* Yapılacak işler *
**a.** Peygamberlerle ilgili metne göre Tanrı, harika planını Malaki Peygamber'den kaç yıl sonra uygulamaya koyar?
**b.** Peygamberlerle ilgili metnin devamını, kaldığı yerden sürdürerek yazın.

* Gösterilen metin *
----

Sen ölüp atalarına kavuşunca, senden sonra soyundan birini ortaya çıkarıp krallığını pekiştireceğim. Adıma bir tapınak kuracak olan odur. Ben de onun krallığının tahtını sonsuza dek sürdüreceğim. Ben ona baba olacağım, o da bana oğul olacak… Soyun ve krallığın sonsuza dek önümde duracak; tahtın sonsuza dek sürecektir.” (2. Samuel 7:12-14,16)

Bu peygamberler, Tanrı’nın o gün için mesajını bildirirken, geleceğe dair, gelecek olan bir kişiden haber verirler. Bu kişi, en başta gördüğümüz kadının soyundan gelecek olan kişidir. Tanrı, bu kişinin kim olduğunu söylemiş; ayrıca nerede, ne zaman, neden doğacağına dair bilgileri de peygamberler aracılığıyla vermiştir. Yani kısacası peygamberler bu kişiden bahsetmişler ve O’nun kimliğine vurgu yapmışlardır. Örneğin, Daniel Peygamber onun hangi dönemde doğacağını bildirir. [7]

Yeşaya Peygamber O’nun kim olduğunu ve bakireden doğacağını tekrarlarken, aynı zamanda halkı tarafından hor görüleceğini ve kefareti ödemek için öleceğini de bildirir. Davut Peygamber, O’nun nasıl öldürüleceğini çok net bir şekilde bildirmiştir. Mika peygamber O’nun nerede doğacağını aktarır. [8]

Bunun gibi daha birçok peygamber, bu gelecek olan kişiye dair peygamberlikte (ya da bilindik ismiyle kehanette) bulunmuştur. Malaki peygamber RAB Tanrı’nın günü ile ilgili vahiyi aldıktan sonra uzun bir müddet hiçbir peygamber ortaya çıkmaz. İşte Tanrı, harika planını Malaki Peygamber’den 400 yıl sonra uygulamaya koyar. Bakire Meryem’e gelen Cebrail Meryem’in Kutsal Ruh’tan gebe kalacağını söyler. İşte kadının soyundan ve bakireden doğacağı beklenen kişi, artık yeryüzüne ayak basmak üzeredir.

----

* Veri satırları *
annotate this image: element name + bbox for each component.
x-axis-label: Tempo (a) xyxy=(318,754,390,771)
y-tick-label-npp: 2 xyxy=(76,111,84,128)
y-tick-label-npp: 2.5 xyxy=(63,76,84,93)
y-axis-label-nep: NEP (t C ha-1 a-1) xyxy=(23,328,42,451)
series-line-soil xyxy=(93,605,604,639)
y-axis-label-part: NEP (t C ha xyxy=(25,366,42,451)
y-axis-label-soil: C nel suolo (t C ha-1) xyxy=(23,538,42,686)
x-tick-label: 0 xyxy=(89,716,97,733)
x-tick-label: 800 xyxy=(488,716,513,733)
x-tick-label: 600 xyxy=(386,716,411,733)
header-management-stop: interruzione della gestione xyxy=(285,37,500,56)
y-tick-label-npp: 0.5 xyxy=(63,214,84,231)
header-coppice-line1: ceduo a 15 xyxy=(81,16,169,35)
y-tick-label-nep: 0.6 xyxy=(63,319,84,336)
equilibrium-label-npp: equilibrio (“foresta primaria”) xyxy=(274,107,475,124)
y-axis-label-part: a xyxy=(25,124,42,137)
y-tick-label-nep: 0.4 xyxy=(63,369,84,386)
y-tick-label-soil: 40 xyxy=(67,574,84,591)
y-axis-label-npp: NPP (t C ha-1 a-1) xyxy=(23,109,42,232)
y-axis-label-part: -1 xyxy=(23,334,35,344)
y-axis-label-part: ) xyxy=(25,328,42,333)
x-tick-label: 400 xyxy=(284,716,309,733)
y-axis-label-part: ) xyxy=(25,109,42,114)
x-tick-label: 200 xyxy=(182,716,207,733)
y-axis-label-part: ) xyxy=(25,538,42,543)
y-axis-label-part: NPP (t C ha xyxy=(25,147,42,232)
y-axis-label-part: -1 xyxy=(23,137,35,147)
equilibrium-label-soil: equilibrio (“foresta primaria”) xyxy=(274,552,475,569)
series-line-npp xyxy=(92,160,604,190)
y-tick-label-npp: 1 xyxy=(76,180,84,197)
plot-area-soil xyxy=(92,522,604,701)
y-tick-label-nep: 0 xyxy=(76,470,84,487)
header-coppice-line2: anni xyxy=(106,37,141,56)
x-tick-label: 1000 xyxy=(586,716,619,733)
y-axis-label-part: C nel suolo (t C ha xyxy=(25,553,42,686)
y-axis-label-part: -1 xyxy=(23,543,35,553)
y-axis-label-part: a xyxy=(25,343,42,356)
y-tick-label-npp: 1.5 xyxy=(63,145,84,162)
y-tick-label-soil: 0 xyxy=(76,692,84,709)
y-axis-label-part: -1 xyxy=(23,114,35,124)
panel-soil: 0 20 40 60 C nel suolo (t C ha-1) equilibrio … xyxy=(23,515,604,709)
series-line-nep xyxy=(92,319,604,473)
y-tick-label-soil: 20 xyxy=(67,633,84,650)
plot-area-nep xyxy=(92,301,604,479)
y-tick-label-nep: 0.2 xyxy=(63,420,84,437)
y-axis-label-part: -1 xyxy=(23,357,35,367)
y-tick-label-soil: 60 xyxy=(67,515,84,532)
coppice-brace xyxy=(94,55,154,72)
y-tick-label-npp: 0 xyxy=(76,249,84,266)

----

* Görevlere göre cevaplar *
**a.** 400 yıl sonra.

**b.**
İsa Mesih

İsa Mesih’in çarmıhtaki ölümünden 3 gün sonra zaferli dirilişi

Mesih Geliyor

Meryem Ana, Kutsal Ruh’tan hiçbir erkek eli değmeden hamile kalır. Kutsal Yazılar’da söylenen her peygamberlik yerine gelmeye başlamaktadır. Mesih İsa, Beytlehem’de doğar, Çobanlar ve Yıldız bilimciler O’nu ziyarete gelirler. Çünkü onlara kurtarıcı Kral’ın Beytlehem’de doğduğu bildirilmiştir. Hirodes bebeklerin ölmesine dair bir emir verir. Bu yüzden Meryem ve Yusuf, oğulları İsa ile birlikte Mısır’a kaçar, ancak tehlike geçtiğinde memleketlerine geri dönerler.

İsa otuz yaşlarındayken vaftiz olarak hizmetine başlar. Şu mesajı verir: ”Tanrı’nın Egemenliği yaklaştı tövbe edin ve Bana İMAN edin!” Kendisinin beklenen kişi olduğunu ve dünyayı günahlarından kurtaracak olan kurbanlık kuzu olduğu bildirilir.[9] Bu mesajını ilan ederken, sadece ve sadece Tanrı’nın yapacağı şeyleri yapmaya başlar. Ölüleri diriltir, “Günahları bağışlar”, kendisini Tanrı’nın adıyla açıklar, kendisinin Mesih olduğunu ve kendisinde yaşam olduğunu söyler… Aslında Yeşaya Peygamber’in Mesih ile ilgili peygamberliği, Mesih’in kim olduğunu açıkça göstermektedir:

Çünkü bize bir çocuk doğacak,
Bize bir oğul verilecek.
Yönetim onun omuzlarında olacak.
Onun adı Harika Öğütçü, Güçlü Tanrı,
Ebedi Baba, Esenlik Önderi olacak.  (Yeşaya 9:6)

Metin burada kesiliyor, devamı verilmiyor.